** start Dataset rows **

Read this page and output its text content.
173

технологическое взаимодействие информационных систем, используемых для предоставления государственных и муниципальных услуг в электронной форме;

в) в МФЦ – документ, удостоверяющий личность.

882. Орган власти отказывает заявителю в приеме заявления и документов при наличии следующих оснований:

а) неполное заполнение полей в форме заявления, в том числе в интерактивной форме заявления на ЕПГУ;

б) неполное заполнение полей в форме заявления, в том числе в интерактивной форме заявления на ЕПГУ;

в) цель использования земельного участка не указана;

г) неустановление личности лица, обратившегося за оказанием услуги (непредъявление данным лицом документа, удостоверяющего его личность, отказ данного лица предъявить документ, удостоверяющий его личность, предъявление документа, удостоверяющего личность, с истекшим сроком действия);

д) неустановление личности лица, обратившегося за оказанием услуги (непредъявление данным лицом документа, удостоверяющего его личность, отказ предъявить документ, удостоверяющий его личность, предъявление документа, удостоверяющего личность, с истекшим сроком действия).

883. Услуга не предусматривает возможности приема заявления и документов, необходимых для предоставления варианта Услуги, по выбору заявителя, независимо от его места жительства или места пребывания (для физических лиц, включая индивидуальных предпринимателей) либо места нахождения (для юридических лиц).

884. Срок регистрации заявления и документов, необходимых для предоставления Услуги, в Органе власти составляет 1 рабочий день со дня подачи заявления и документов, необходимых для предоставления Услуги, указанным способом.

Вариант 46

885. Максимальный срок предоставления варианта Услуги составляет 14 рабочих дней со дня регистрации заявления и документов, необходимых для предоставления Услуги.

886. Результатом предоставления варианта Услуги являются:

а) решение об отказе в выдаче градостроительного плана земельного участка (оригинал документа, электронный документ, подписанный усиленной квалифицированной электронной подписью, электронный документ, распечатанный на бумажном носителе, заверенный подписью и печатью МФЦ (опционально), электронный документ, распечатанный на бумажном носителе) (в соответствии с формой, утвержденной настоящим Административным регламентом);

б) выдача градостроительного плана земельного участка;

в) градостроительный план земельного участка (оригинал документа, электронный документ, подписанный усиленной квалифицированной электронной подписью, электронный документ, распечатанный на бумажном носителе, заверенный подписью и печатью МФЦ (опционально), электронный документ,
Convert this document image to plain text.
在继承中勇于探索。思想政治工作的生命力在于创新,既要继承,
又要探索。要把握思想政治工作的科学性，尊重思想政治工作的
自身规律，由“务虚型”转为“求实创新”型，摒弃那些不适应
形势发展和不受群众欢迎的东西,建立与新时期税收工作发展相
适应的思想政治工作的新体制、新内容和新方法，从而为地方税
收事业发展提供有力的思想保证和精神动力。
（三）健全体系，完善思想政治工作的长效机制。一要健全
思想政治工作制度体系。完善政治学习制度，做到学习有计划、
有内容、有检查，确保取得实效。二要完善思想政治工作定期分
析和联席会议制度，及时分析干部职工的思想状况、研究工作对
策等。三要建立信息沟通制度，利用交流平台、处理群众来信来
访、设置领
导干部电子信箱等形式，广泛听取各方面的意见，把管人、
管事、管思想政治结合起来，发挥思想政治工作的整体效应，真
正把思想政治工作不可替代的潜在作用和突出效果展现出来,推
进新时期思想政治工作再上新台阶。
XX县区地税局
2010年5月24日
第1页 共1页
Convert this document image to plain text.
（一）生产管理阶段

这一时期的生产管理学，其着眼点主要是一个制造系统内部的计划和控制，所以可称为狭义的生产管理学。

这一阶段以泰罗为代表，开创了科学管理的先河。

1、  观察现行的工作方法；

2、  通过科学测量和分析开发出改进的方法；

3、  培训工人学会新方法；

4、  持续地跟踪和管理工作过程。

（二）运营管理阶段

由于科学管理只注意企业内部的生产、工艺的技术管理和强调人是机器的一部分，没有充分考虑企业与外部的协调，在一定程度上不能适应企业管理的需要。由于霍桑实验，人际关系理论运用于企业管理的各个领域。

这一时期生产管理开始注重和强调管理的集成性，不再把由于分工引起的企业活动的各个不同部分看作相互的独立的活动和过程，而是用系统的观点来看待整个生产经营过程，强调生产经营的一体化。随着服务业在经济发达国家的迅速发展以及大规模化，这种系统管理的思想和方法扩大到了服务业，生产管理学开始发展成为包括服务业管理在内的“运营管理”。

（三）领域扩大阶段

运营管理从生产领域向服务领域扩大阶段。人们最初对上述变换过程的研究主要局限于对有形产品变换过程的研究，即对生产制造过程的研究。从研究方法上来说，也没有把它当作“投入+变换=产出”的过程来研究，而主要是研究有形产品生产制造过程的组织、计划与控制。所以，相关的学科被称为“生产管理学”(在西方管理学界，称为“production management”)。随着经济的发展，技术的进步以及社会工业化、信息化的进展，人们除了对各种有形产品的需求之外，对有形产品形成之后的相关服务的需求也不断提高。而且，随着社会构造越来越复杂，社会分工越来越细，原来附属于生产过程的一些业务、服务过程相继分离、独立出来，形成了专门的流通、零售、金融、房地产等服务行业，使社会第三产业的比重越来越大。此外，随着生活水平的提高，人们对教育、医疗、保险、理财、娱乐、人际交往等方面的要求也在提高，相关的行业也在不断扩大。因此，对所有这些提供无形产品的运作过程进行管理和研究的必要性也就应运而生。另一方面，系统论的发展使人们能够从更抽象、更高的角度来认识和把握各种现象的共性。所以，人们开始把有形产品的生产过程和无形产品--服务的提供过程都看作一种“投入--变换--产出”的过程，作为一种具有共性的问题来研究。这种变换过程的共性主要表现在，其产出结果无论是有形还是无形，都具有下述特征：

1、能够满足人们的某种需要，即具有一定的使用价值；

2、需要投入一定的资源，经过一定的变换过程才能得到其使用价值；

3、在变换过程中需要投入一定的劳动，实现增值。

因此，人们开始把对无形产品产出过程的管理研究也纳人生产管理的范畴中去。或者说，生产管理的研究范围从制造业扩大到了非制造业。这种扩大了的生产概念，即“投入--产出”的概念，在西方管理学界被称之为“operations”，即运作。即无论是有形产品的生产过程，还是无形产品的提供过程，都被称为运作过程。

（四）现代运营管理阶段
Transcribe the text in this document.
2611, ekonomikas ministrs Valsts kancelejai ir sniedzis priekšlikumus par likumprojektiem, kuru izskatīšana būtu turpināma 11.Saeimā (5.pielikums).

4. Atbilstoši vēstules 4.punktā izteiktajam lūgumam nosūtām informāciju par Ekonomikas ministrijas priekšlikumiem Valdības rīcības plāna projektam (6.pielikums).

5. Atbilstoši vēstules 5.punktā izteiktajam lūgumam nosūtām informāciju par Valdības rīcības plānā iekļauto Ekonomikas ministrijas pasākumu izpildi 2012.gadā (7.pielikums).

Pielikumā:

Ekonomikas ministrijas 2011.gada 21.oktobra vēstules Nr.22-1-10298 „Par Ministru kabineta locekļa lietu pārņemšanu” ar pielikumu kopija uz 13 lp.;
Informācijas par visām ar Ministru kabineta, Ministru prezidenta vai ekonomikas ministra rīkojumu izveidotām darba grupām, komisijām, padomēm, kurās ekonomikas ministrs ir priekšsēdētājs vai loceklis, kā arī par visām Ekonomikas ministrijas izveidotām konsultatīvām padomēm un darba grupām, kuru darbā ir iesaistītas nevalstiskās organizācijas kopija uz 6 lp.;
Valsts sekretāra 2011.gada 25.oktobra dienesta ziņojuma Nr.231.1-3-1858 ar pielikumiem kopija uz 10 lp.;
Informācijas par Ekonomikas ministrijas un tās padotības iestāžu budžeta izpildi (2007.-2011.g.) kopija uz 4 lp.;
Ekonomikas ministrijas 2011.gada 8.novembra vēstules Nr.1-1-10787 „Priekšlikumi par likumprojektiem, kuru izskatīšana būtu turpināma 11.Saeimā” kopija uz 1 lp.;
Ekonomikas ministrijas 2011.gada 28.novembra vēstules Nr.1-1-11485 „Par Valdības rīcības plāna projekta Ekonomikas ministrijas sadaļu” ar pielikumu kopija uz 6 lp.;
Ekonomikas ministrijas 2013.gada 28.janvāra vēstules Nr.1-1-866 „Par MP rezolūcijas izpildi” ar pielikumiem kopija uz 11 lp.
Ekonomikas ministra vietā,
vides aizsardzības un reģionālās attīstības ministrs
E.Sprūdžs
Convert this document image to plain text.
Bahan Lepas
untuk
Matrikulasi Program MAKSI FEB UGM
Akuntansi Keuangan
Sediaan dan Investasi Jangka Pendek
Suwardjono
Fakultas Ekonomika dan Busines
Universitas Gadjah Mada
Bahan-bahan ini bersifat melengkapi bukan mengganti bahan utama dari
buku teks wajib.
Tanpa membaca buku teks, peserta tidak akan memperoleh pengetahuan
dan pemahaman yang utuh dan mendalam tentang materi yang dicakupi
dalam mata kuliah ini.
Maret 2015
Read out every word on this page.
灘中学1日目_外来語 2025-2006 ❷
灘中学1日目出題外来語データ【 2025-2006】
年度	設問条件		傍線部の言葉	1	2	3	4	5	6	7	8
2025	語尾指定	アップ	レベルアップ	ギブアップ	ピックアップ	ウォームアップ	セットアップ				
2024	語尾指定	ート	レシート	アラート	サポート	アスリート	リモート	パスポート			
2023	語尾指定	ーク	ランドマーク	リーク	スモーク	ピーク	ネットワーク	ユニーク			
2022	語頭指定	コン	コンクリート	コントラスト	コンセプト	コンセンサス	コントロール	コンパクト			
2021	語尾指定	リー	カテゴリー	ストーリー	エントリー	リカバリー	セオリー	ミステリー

** end Dataset rows **

Work required: Copy out the lines from the line containing "Read out every word on this page." to the end of the listing above, without alteration.

Answer:
Read out every word on this page.
灘中学1日目_外来語 2025-2006 ❷
灘中学1日目出題外来語データ【 2025-2006】
年度	設問条件		傍線部の言葉	1	2	3	4	5	6	7	8
2025	語尾指定	アップ	レベルアップ	ギブアップ	ピックアップ	ウォームアップ	セットアップ				
2024	語尾指定	ート	レシート	アラート	サポート	アスリート	リモート	パスポート			
2023	語尾指定	ーク	ランドマーク	リーク	スモーク	ピーク	ネットワーク	ユニーク			
2022	語頭指定	コン	コンクリート	コントラスト	コンセプト	コンセンサス	コントロール	コンパクト			
2021	語尾指定	リー	カテゴリー	ストーリー	エントリー	リカバリー	セオリー	ミステリー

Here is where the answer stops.